SOURCE EXTRACT >>

Nvidia’s Data Center Earnings: The Crucial Role of Networking Technologies
Nvidia’s Earnings Report: The Hidden Power of Networking Technologies
As Nvidia (NVDA) gears up to unveil its second-quarter earnings on August 27, all eyes are on the data center segment, the powerhouse behind the company’s soaring revenue from high-performance AI processors. However, beneath the surface of chip sales lies a critical component often overlooked: Nvidia’s networking technologies.
Nvidia’s data center revenue, which reached a staggering $115.1 billion last fiscal year, is not solely driven by chip sales, which accounted for $102.1 billion. The company’s networking solutions—comprising NVLink, InfiniBand, and Ethernet technologies—play an equally vital role in ensuring seamless communication between chips and servers within expansive data centers. This infrastructure is essential for running AI applications efficiently.
Gilad Shainer, Nvidia’s Senior Vice President of Networking, emphasizes the importance of this infrastructure, stating, “The most important part in building a supercomputer is how you connect those computing engines together.” This connectivity is not just a technical necessity; it translates into significant sales, with networking contributing $12.9 billion to the data center revenue last year.
In the first quarter of this fiscal year, networking sales surged to $4.9 billion, highlighting its rapid growth as companies expand their AI capabilities. Gene Munster, Managing Partner at Deepwater Asset Management, notes that while networking represents only 11% of Nvidia’s revenue, it is “growing like a rocket ship.”
Nvidia’s networking technologies are crucial for building AI-scale computers. NVLink connects GPUs within servers, InfiniBand links multiple server nodes across data centers, and Ethernet facilitates front-end network connectivity for storage and system management. Kevin Deierling, Nvidia’s Senior Vice President of Networking, explains, “All three networks are required to build a giant AI-scale computer.”
The speed of communication between these components is paramount. Delays in data transfer can slow down operations, impacting the efficiency of entire data centers. Munster asserts that without networking, Nvidia’s business would be fundamentally different, as the performance of its chips relies heavily on these networking solutions.
As the AI landscape evolves, the demand for powerful data center systems continues to grow. The narrative around AI has shifted from merely training models to the importance of inferencing—running AI models efficiently. Deierling warns against underestimating the complexity of inferencing, stating, “It turns out that it’s starting to look more and more like training.”
Despite increasing competition from companies like AMD and cloud giants developing their own AI chips, Nvidia remains at the forefront. The company’s networking business is poised for continued growth as tech giants and researchers vie for its advanced chips.
As Nvidia prepares to report its earnings, the spotlight on its networking technologies serves as a reminder that the company’s success is not just about powerful chips but also about the robust infrastructure that connects them. Investors and industry watchers alike will be keen to see how these elements contribute to Nvidia’s future in the rapidly evolving AI landscape.

Saved data entries

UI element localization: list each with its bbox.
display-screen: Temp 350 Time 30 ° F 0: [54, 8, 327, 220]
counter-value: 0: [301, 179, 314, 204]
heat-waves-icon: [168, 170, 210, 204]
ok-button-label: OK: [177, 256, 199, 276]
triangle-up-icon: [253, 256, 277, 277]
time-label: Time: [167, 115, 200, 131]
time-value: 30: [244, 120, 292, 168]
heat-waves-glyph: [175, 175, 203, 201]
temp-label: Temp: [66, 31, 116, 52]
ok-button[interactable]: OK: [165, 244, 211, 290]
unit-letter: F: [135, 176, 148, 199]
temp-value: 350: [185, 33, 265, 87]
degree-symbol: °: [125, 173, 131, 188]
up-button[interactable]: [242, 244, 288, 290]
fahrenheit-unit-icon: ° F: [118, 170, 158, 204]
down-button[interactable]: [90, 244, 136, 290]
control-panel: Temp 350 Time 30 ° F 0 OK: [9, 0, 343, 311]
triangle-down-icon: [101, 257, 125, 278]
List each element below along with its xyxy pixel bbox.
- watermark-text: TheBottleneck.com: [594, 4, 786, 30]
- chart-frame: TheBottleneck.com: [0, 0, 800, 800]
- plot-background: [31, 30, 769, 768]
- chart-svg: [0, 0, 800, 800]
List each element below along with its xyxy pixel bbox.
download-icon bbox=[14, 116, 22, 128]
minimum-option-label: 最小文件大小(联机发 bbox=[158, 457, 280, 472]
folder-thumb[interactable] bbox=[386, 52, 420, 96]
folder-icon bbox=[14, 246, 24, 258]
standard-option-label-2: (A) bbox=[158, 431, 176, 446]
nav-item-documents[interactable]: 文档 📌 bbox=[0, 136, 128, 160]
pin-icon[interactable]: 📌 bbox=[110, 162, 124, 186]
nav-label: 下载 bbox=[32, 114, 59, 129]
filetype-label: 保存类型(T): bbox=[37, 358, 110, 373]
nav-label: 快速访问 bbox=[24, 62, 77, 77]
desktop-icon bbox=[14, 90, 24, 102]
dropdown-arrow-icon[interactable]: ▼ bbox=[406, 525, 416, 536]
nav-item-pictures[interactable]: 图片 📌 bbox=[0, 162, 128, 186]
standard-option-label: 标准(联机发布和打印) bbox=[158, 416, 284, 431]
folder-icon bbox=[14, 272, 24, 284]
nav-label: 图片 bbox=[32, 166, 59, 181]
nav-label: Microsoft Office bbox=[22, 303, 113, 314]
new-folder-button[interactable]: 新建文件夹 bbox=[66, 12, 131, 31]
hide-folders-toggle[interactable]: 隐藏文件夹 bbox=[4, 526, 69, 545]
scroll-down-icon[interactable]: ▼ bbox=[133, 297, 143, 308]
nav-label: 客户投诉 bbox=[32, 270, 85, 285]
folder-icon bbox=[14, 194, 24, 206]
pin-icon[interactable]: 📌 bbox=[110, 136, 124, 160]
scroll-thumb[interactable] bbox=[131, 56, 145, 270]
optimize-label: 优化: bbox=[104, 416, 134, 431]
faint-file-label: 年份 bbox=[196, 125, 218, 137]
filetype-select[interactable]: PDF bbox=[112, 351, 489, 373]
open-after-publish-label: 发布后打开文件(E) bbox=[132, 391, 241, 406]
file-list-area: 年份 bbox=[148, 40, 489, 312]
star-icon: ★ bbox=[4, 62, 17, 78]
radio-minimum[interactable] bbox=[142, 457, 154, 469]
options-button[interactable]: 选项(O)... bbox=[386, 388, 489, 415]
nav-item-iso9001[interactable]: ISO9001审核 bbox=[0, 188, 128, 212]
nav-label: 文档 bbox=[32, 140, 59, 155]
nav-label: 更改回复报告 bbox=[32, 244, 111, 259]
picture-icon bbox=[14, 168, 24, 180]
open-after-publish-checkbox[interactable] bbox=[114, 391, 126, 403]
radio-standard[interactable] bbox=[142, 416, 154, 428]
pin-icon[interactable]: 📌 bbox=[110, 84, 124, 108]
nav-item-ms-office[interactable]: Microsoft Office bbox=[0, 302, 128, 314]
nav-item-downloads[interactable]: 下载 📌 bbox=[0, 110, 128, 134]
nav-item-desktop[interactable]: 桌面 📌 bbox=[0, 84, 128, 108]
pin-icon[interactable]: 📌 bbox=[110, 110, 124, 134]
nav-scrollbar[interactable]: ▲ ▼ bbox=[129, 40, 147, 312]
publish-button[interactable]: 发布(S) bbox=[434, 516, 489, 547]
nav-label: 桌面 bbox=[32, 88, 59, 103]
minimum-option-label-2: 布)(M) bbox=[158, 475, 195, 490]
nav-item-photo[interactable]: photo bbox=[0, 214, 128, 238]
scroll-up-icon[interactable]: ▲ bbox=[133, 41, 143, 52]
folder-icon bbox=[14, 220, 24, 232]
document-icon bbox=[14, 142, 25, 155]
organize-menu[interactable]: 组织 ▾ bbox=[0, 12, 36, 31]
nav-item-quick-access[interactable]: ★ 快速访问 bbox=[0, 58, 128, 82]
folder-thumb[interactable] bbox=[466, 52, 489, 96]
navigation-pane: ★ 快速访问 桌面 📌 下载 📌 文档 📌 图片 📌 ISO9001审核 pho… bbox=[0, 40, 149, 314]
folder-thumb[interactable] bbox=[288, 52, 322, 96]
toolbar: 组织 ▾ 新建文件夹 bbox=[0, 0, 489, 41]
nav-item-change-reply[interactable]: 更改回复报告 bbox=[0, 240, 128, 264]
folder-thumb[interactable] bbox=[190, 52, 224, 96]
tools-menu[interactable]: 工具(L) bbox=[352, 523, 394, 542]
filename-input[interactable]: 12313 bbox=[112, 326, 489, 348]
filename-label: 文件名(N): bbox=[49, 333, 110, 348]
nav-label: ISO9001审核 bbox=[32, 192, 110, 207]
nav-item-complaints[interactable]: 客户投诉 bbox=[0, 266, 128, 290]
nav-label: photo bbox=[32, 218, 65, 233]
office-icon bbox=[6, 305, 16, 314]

TASK INSTRUCTIONS >>
According to the article on Nvidia's networking business, how much did networking contribute to data center revenue last year?

ANSWER TO THIS EXERCISE >>
$12.9 billion